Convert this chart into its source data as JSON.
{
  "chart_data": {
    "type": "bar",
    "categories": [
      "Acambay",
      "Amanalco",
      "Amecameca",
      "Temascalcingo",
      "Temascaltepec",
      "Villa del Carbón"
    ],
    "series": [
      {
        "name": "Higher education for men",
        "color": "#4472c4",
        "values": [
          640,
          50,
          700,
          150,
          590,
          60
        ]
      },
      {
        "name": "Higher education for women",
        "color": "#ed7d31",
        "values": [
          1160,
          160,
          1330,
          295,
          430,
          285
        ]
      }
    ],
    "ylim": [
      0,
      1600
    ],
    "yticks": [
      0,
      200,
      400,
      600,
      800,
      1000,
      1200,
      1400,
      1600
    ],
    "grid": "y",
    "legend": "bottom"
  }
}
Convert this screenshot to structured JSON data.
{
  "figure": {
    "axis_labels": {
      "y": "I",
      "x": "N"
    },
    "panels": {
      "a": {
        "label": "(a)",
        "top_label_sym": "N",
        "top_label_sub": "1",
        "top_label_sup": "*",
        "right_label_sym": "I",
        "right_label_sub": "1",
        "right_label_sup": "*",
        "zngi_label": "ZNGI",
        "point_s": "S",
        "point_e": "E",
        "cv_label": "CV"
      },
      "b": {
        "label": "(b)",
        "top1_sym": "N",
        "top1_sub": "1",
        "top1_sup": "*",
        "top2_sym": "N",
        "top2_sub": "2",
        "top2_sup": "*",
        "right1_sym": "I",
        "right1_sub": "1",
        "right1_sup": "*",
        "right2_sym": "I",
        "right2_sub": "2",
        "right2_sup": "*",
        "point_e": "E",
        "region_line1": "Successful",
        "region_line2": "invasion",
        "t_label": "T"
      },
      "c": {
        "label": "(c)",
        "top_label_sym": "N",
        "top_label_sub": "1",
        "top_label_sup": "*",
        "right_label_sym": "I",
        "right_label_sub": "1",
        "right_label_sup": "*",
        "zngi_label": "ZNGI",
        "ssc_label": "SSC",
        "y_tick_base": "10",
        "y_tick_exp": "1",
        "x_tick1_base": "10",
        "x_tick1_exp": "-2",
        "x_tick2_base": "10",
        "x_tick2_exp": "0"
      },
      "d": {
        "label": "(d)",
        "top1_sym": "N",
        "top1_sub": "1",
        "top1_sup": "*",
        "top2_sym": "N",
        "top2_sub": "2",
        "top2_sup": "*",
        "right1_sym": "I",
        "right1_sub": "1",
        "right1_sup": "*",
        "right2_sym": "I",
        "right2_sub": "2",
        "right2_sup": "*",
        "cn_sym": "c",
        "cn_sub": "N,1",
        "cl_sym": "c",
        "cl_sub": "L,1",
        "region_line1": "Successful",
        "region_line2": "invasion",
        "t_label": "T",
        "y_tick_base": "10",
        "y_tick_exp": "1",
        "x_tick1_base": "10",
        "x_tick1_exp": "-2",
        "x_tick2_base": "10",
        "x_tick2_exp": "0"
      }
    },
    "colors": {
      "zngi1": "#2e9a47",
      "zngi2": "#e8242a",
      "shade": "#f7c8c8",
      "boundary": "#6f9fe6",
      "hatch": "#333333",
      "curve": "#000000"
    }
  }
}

****************************************

[The problem]
Your task is to output the full set of records exactly as presented.

[Finished answer]
Convert this chart into its source data as JSON.
{
  "chart_data": {
    "type": "bar",
    "categories": [
      "Acambay",
      "Amanalco",
      "Amecameca",
      "Temascalcingo",
      "Temascaltepec",
      "Villa del Carbón"
    ],
    "series": [
      {
        "name": "Higher education for men",
        "color": "#4472c4",
        "values": [
          640,
          50,
          700,
          150,
          590,
          60
        ]
      },
      {
        "name": "Higher education for women",
        "color": "#ed7d31",
        "values": [
          1160,
          160,
          1330,
          295,
          430,
          285
        ]
      }
    ],
    "ylim": [
      0,
      1600
    ],
    "yticks": [
      0,
      200,
      400,
      600,
      800,
      1000,
      1200,
      1400,
      1600
    ],
    "grid": "y",
    "legend": "bottom"
  }
}
Convert this screenshot to structured JSON data.
{
  "figure": {
    "axis_labels": {
      "y": "I",
      "x": "N"
    },
    "panels": {
      "a": {
        "label": "(a)",
        "top_label_sym": "N",
        "top_label_sub": "1",
        "top_label_sup": "*",
        "right_label_sym": "I",
        "right_label_sub": "1",
        "right_label_sup": "*",
        "zngi_label": "ZNGI",
        "point_s": "S",
        "point_e": "E",
        "cv_label": "CV"
      },
      "b": {
        "label": "(b)",
        "top1_sym": "N",
        "top1_sub": "1",
        "top1_sup": "*",
        "top2_sym": "N",
        "top2_sub": "2",
        "top2_sup": "*",
        "right1_sym": "I",
        "right1_sub": "1",
        "right1_sup": "*",
        "right2_sym": "I",
        "right2_sub": "2",
        "right2_sup": "*",
        "point_e": "E",
        "region_line1": "Successful",
        "region_line2": "invasion",
        "t_label": "T"
      },
      "c": {
        "label": "(c)",
        "top_label_sym": "N",
        "top_label_sub": "1",
        "top_label_sup": "*",
        "right_label_sym": "I",
        "right_label_sub": "1",
        "right_label_sup": "*",
        "zngi_label": "ZNGI",
        "ssc_label": "SSC",
        "y_tick_base": "10",
        "y_tick_exp": "1",
        "x_tick1_base": "10",
        "x_tick1_exp": "-2",
        "x_tick2_base": "10",
        "x_tick2_exp": "0"
      },
      "d": {
        "label": "(d)",
        "top1_sym": "N",
        "top1_sub": "1",
        "top1_sup": "*",
        "top2_sym": "N",
        "top2_sub": "2",
        "top2_sup": "*",
        "right1_sym": "I",
        "right1_sub": "1",
        "right1_sup": "*",
        "right2_sym": "I",
        "right2_sub": "2",
        "right2_sup": "*",
        "cn_sym": "c",
        "cn_sub": "N,1",
        "cl_sym": "c",
        "cl_sub": "L,1",
        "region_line1": "Successful",
        "region_line2": "invasion",
        "t_label": "T",
        "y_tick_base": "10",
        "y_tick_exp": "1",
        "x_tick1_base": "10",
        "x_tick1_exp": "-2",
        "x_tick2_base": "10",
        "x_tick2_exp": "0"
      }
    },
    "colors": {
      "zngi1": "#2e9a47",
      "zngi2": "#e8242a",
      "shade": "#f7c8c8",
      "boundary": "#6f9fe6",
      "hatch": "#333333",
      "curve": "#000000"
    }
  }
}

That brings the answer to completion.